_WHAT IS BEING ASKED_: Single out the lines that include the word "Discard". Copy them.
--- Begin DATA SUPPLIED ---
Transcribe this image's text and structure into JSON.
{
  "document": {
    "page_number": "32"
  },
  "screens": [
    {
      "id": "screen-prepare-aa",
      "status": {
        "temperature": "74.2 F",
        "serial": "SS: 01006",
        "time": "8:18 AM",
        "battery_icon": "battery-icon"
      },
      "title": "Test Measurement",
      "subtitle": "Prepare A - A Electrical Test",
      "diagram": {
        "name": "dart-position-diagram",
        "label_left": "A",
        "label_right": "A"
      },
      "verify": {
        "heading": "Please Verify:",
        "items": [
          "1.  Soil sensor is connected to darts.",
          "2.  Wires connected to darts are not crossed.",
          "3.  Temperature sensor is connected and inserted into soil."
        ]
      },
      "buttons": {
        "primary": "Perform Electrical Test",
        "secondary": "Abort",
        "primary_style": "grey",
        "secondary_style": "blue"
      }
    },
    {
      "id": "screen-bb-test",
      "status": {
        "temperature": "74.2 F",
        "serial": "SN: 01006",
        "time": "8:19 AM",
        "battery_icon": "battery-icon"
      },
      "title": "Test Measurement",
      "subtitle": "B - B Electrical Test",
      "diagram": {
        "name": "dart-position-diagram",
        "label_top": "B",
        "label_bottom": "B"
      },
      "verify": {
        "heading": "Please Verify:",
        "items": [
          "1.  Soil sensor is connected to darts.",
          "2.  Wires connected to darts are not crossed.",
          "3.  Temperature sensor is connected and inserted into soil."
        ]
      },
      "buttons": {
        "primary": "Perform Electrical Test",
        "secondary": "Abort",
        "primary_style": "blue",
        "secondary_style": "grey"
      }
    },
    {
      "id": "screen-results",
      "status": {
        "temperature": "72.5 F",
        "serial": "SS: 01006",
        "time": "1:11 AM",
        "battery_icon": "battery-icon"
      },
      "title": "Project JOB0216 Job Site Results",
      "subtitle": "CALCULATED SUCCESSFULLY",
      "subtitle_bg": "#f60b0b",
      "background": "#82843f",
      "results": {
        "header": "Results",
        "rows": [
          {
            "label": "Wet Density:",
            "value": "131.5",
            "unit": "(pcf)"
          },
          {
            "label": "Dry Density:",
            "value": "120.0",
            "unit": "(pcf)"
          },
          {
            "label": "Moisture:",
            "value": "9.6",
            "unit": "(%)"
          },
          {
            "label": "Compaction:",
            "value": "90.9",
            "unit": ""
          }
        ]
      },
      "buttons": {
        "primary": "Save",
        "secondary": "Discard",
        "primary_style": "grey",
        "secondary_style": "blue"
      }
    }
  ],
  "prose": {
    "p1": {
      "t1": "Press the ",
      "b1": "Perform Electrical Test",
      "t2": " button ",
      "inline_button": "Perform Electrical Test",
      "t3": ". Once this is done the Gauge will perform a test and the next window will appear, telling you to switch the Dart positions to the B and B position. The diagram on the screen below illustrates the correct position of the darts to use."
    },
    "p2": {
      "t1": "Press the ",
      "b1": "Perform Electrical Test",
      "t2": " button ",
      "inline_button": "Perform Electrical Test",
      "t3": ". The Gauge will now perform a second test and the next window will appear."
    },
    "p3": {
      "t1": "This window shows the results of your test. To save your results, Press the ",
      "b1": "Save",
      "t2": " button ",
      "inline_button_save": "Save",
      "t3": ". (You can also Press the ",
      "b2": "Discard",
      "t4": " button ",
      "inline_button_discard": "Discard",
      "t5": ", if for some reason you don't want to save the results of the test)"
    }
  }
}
--- End DATA SUPPLIED ---
_FINAL RESULT_:
        "secondary": "Discard",
      "b2": "Discard",
      "inline_button_discard": "Discard",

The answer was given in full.